The request:
Transcribe the entries that follow, word for word.

___ Raw data ___

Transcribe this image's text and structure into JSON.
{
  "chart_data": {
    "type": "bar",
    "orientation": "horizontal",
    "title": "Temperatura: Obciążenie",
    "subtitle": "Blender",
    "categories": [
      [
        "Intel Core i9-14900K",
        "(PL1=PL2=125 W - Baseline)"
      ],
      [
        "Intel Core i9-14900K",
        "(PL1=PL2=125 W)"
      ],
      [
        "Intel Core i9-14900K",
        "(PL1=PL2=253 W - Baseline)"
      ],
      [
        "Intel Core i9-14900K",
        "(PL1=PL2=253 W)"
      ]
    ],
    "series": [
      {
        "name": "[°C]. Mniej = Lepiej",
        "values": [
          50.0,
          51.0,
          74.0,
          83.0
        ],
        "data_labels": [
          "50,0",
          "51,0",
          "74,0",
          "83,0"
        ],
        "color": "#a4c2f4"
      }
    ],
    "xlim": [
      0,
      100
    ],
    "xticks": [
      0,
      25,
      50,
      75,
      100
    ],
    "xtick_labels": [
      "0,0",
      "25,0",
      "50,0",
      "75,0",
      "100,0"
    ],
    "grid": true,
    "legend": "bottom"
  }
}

___

Result of this exercise:
Transcribe this image's text and structure into JSON.
{
  "chart_data": {
    "type": "bar",
    "orientation": "horizontal",
    "title": "Temperatura: Obciążenie",
    "subtitle": "Blender",
    "categories": [
      [
        "Intel Core i9-14900K",
        "(PL1=PL2=125 W - Baseline)"
      ],
      [
        "Intel Core i9-14900K",
        "(PL1=PL2=125 W)"
      ],
      [
        "Intel Core i9-14900K",
        "(PL1=PL2=253 W - Baseline)"
      ],
      [
        "Intel Core i9-14900K",
        "(PL1=PL2=253 W)"
      ]
    ],
    "series": [
      {
        "name": "[°C]. Mniej = Lepiej",
        "values": [
          50.0,
          51.0,
          74.0,
          83.0
        ],
        "data_labels": [
          "50,0",
          "51,0",
          "74,0",
          "83,0"
        ],
        "color": "#a4c2f4"
      }
    ],
    "xlim": [
      0,
      100
    ],
    "xticks": [
      0,
      25,
      50,
      75,
      100
    ],
    "xtick_labels": [
      "0,0",
      "25,0",
      "50,0",
      "75,0",
      "100,0"
    ],
    "grid": true,
    "legend": "bottom"
  }
}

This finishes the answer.